* _Fragmento del texto_:
* * *

Desde las nueve estaba en pie, despeinada, oliendo a chipirón y con un café en la mano. A las doce, llamo al CAP. Me confirman que la llamada está programada, pero que tiene hasta las 15:00 h para hacerlo. Perfecto.
Pasaban los minutos, y el anciano que habita en mí empezó a maldecir en susurros mientras avanzaba con las tareas del hogar. Intentaba mantener una mentalidad zen, porque “lo que crees, lo creas”, ¿no?
Pero luego recordé que la paciencia tiene un límite… y que yo estaba, sin duda, en un nivel avanzado de la burocracia infernal.
Las horas pasaban y la llamada no llegaba. A la una, ya había lavado los platos, barrido el suelo y tendido dos lavadoras, discutido mentalmente con la asistenta social imaginaria unas cinco veces.
A las dos, empecé a preguntarme si la señora en cuestión estaría entretenida en alguna especie de reflexión filosófica propia, e incluso me esperancé de pensar que quizás al ser el caso más importante lo iba a dejar para el final. Sin embargo, simplemente estaba jugando al escondite conmigo. Al menos con la misma seriedad y palabra que se da en la infancia. A las tres menos cinco, decidí que la esperanza era para los ingenuos y que yo, claramente, no estaba en ese grupo.
Esta especie de gincana burocrática me hace sentir como una mezcla entre los chinos de Humor Amarillo y los coreanos del Juego del Calamar. Es un juego en el que ya no me divierto y no hay manera de dejar de jugar. MEs increíble la descoordinación entre instituciones públicas, organismos y sus integrantes. Todos trabajan en departamentos distintos, con protocolos diferentes, como si no estuvieran hablando del mismo enfermo.

* * *

* _Ejercicio_: Sigue el relato de la espera de esa llamada justo después de su última frase, con el mismo tono y en primera persona.

* * *

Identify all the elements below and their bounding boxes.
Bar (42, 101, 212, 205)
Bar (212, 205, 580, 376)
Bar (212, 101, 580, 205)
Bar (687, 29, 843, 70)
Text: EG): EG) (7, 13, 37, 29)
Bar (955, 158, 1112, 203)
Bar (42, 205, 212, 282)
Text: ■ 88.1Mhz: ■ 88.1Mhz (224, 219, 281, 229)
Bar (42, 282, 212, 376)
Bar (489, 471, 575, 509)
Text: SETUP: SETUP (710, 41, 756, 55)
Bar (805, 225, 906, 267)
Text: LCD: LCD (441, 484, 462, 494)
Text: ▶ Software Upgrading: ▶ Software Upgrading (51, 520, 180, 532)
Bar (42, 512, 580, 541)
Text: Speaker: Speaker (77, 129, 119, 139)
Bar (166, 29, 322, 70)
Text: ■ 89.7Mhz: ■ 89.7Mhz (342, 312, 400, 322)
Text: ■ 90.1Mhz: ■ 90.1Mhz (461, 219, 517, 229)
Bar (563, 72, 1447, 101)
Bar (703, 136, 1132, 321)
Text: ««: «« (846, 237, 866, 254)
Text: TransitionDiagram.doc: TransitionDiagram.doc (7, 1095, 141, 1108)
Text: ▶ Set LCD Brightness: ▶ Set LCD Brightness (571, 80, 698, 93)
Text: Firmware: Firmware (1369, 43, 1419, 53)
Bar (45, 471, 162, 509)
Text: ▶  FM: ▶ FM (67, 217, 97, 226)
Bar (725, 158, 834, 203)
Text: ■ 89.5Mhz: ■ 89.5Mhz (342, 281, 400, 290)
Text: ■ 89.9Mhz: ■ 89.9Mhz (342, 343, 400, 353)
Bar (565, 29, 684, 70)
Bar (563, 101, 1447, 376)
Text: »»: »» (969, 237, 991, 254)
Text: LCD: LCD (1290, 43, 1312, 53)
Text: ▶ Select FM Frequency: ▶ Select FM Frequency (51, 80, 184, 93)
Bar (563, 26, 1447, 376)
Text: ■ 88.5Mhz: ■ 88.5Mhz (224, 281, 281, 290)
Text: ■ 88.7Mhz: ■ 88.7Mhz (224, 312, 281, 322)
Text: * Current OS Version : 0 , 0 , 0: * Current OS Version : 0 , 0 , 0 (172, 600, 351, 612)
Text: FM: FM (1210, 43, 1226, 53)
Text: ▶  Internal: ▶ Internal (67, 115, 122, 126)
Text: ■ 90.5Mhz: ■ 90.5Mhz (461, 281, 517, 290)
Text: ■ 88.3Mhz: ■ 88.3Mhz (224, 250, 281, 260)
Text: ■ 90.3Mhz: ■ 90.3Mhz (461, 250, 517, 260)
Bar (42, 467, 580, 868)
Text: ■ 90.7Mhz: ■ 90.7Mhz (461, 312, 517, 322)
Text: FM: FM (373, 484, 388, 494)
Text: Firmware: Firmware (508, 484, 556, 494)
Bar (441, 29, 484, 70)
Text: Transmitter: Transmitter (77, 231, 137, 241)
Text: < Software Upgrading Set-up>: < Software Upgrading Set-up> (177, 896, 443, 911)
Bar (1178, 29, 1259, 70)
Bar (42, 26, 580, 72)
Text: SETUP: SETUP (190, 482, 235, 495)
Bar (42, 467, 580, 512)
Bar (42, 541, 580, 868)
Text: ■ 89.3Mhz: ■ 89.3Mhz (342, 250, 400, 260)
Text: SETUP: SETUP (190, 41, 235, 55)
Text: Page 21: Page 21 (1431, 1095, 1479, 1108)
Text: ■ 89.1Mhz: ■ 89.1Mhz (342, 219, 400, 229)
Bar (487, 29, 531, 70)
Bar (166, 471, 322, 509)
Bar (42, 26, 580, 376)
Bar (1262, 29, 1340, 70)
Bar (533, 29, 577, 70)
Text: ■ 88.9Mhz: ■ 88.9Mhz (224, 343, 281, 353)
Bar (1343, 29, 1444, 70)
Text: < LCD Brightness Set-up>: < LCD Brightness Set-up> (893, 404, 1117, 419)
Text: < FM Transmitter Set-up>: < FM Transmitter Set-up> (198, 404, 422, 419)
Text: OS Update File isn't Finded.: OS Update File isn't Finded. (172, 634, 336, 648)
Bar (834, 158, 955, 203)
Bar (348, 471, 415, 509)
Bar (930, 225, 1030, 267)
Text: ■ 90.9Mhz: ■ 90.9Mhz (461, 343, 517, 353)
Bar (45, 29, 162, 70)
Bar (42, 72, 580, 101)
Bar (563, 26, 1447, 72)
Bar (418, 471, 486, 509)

* * *

* _Respuesta_:
La asistenta vaporosa no apareció, ni llamó, ni avisó. Pasé toda la mañana a merced de una señora que ni siquiera tuvo la cortesía de reagendar la cita. Nos hemos deshumanizado. Para ella, la llamada era solo un trámite más en su lista. Para mí, era algo vital.
A las 16 h, me llega un correo de la doctora de cabecera: la asistenta no realizó la llamada porque está de baja y tardará dos semanas en regresar.
Mi anciano interno me carraspea al oído izquierdo:
—¿Y eso no lo sabían a la una, cuando llamé para preguntar?
Como esta trabajadora no tiene pinta de pretender llevar mi caso, me derivan a tres asistentas distintas, diciéndome que les vaya preguntando a ver cuál puede… o quiere hacerse cargo. Ni ellas lo saben.
Pero yo sí lo sé. Lo veo. Están más perdidas que yo.
Es increíble cómo mi padre, después de una vida trabajando aquí y allá, aprendiendo oficios, atendiendo a la ley, a los pagos, al gobierno… ahora que solo necesita un lugar donde vivir seguro, sin los peligros de su casa, pretenden dejarlo en la calle.
Porque, aunque tiene 64 años, Parkinson, Demencia de los Cuerpos de Lewy, hiperplasia de próstata, artrosis y ceguera en un ojo, le falta un papel.
¡Claro, hombre! ¡Haberlo dicho antes! Todas esas enfermedades no existen si no lo dice un documento.
Ah, no… espera. No basta con un papel. Tienen que ser muchos.
Sellados, firmados, cotejados por especialistas que, a su vez, trabajan en organismos que no se hablan entre sí. Porque el laberinto de la discapacidad y la dependencia es otro Juego del Calamar. Pero ese da para otro post.
Ahora que necesitamos del sistema, el sistema está podrido, roído, lleno de incompetentes que no saben ni cómo deshacer el lío que ellos mismos han creado.
Pero bueno, yo voy descorchando el vino… y vosotros, ¿me podéis recomendar un buen notario y un abogado? Porque dice el neurólogo que los voy a necesitar.
Aunque, visto lo visto, lo que realmente voy a necesitar es un máster en burocracia extrema, un doctorado en "cómo insistir sin perder la cordura" y, si me apuras, un curso acelerado de supervivencia en la jungla administrativa.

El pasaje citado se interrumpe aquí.